### Task to carry out
Return every line of the material exactly.

### Data for processing
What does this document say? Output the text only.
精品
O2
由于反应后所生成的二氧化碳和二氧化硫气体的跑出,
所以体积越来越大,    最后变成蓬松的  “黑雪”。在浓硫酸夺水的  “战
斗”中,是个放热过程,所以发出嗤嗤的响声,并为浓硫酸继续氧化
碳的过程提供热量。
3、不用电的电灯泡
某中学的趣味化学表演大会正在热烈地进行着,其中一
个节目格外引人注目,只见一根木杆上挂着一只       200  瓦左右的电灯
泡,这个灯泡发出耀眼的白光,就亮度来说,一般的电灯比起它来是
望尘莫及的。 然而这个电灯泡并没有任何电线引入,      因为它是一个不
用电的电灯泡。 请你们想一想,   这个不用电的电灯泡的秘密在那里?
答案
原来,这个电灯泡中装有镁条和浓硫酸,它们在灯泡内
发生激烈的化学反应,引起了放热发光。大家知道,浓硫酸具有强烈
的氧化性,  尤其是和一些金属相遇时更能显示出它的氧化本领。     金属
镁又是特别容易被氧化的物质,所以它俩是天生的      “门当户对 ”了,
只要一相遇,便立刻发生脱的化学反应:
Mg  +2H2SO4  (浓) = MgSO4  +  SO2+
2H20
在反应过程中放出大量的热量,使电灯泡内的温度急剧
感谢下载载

### Task result
What does this document say? Output the text only.
精品
O2
由于反应后所生成的二氧化碳和二氧化硫气体的跑出,
所以体积越来越大,    最后变成蓬松的  “黑雪”。在浓硫酸夺水的  “战
斗”中,是个放热过程,所以发出嗤嗤的响声,并为浓硫酸继续氧化
碳的过程提供热量。
3、不用电的电灯泡
某中学的趣味化学表演大会正在热烈地进行着,其中一
个节目格外引人注目,只见一根木杆上挂着一只       200  瓦左右的电灯
泡,这个灯泡发出耀眼的白光,就亮度来说,一般的电灯比起它来是
望尘莫及的。 然而这个电灯泡并没有任何电线引入,      因为它是一个不
用电的电灯泡。 请你们想一想,   这个不用电的电灯泡的秘密在那里?
答案
原来,这个电灯泡中装有镁条和浓硫酸,它们在灯泡内
发生激烈的化学反应,引起了放热发光。大家知道,浓硫酸具有强烈
的氧化性,  尤其是和一些金属相遇时更能显示出它的氧化本领。     金属
镁又是特别容易被氧化的物质,所以它俩是天生的      “门当户对 ”了,
只要一相遇,便立刻发生脱的化学反应:
Mg  +2H2SO4  (浓) = MgSO4  +  SO2+
2H20
在反应过程中放出大量的热量,使电灯泡内的温度急剧
感谢下载载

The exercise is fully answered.